• _Exercise aim_
From the listing below, return each line that includes "version".

• _Input for this task_

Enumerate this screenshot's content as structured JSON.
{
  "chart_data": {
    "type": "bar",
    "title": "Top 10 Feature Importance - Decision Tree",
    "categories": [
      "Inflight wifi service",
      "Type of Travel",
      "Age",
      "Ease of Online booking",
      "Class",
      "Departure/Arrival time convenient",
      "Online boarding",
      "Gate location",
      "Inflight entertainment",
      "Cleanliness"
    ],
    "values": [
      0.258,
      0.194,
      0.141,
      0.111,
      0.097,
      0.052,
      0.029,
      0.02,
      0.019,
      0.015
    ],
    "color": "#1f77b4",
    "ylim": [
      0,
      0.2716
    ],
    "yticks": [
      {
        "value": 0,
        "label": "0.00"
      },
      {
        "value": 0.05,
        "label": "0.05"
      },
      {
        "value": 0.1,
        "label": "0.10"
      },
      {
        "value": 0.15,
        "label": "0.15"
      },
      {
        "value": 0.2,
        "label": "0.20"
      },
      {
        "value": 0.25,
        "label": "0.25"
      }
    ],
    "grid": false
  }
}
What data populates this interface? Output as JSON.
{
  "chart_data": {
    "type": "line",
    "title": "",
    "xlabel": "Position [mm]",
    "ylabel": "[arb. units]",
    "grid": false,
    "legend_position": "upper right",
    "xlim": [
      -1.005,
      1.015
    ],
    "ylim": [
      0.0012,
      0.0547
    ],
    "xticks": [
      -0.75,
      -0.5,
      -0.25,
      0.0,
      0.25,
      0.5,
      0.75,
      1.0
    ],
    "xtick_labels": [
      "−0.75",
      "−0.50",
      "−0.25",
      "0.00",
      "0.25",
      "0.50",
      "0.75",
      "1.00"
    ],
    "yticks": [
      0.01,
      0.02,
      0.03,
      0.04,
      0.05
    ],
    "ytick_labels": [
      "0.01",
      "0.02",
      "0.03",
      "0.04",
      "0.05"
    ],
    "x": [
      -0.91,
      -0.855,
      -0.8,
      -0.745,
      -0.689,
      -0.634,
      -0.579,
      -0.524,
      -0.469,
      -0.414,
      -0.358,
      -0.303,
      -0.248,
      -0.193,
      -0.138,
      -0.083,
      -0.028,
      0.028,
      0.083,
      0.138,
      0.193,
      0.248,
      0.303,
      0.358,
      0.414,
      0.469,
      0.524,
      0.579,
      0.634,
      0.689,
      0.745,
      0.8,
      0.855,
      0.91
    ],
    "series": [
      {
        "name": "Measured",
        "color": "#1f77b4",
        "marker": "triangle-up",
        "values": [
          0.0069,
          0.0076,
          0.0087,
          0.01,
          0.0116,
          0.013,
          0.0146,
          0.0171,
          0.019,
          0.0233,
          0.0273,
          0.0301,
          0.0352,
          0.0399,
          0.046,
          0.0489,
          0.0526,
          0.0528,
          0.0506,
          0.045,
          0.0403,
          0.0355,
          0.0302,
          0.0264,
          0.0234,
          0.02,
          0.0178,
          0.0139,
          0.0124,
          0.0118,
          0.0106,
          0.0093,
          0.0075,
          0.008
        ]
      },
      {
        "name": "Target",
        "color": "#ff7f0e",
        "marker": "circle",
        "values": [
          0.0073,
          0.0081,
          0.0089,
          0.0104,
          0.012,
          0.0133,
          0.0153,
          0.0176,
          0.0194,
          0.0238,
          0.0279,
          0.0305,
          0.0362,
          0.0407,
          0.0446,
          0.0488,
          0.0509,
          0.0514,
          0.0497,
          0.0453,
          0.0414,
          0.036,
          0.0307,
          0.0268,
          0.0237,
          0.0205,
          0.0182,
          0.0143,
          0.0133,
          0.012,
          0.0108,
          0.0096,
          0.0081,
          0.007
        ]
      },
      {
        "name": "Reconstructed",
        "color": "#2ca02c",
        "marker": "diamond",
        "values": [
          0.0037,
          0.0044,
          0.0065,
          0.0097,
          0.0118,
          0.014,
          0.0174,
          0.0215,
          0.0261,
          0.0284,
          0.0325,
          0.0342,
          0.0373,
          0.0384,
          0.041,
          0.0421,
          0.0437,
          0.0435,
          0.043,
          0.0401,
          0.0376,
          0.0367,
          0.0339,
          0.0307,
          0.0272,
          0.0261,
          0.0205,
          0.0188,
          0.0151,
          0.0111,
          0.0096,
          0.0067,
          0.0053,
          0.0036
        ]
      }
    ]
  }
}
* * *
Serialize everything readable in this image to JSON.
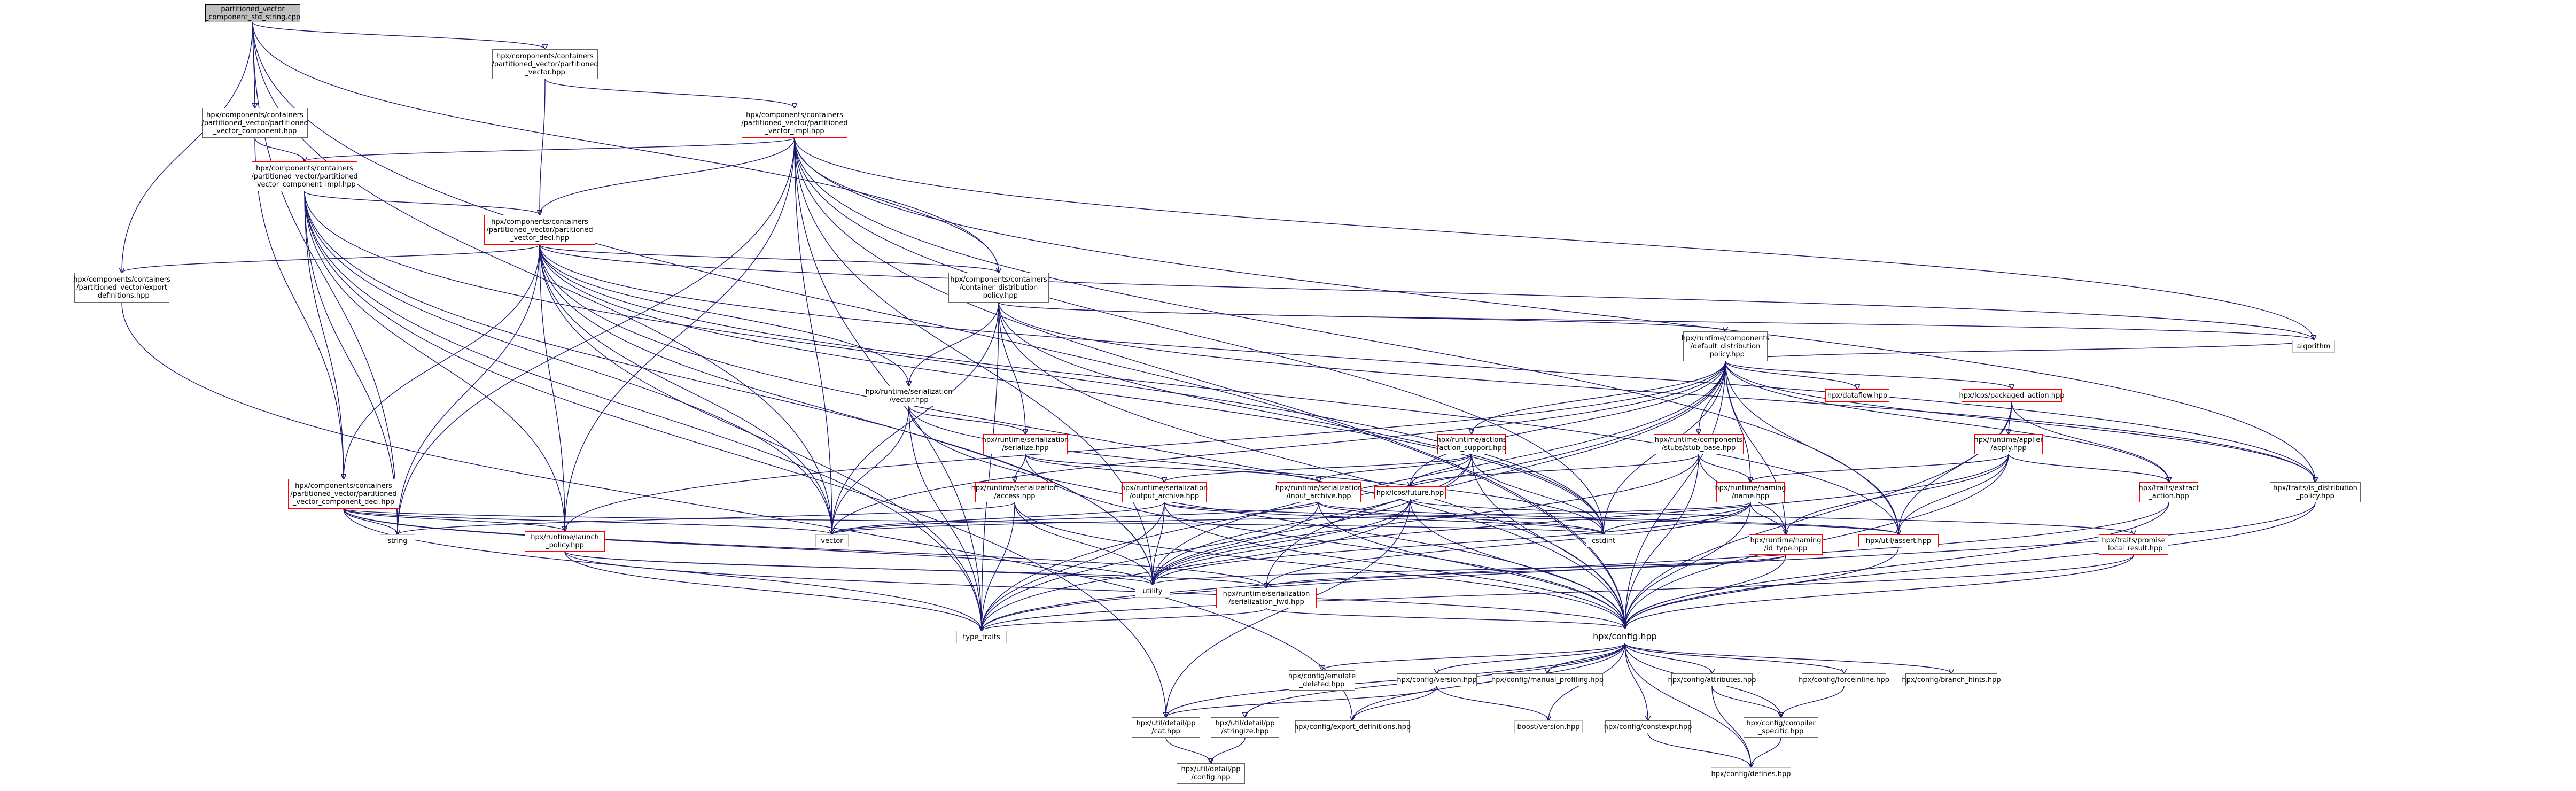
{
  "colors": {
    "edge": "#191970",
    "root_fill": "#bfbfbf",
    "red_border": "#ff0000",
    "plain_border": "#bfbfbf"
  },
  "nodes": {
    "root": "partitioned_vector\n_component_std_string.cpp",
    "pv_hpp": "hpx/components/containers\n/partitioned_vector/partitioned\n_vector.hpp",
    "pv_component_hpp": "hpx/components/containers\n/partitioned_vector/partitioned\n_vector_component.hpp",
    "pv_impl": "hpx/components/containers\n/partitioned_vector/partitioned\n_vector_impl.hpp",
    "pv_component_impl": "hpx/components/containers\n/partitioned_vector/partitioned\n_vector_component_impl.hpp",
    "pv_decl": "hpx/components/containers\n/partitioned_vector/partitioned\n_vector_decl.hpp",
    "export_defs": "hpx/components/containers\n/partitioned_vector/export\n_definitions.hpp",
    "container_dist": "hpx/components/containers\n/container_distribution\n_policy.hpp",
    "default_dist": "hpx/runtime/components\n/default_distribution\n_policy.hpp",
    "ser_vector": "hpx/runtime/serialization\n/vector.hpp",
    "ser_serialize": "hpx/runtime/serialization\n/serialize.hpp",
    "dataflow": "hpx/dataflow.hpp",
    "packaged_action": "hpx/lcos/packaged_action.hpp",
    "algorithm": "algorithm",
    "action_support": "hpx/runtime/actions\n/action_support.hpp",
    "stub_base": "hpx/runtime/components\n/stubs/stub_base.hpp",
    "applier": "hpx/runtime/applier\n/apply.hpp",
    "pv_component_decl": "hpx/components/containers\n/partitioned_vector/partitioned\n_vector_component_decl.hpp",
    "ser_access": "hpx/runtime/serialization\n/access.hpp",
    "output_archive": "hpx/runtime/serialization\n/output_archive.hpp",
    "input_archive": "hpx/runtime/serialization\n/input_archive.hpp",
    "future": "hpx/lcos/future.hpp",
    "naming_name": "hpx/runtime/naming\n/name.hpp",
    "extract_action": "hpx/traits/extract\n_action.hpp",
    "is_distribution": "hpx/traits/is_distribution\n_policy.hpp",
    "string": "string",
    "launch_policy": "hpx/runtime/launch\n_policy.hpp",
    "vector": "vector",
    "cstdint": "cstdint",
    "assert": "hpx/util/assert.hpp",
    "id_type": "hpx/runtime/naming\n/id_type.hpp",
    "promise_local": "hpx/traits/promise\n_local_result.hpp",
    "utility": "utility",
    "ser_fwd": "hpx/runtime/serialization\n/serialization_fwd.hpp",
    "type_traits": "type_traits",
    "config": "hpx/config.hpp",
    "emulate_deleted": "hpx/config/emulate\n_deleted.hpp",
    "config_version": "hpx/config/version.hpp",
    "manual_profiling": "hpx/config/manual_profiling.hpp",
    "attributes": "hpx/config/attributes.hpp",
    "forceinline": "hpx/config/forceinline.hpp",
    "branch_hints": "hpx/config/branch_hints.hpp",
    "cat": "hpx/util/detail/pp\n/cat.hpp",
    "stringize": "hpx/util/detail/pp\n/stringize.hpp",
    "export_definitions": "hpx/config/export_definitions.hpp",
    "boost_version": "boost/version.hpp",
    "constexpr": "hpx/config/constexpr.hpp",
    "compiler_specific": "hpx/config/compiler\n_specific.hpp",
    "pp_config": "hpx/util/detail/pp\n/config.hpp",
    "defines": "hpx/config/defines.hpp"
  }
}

• _Exercise solution_
    "config_version": "hpx/config/version.hpp",
    "boost_version": "boost/version.hpp",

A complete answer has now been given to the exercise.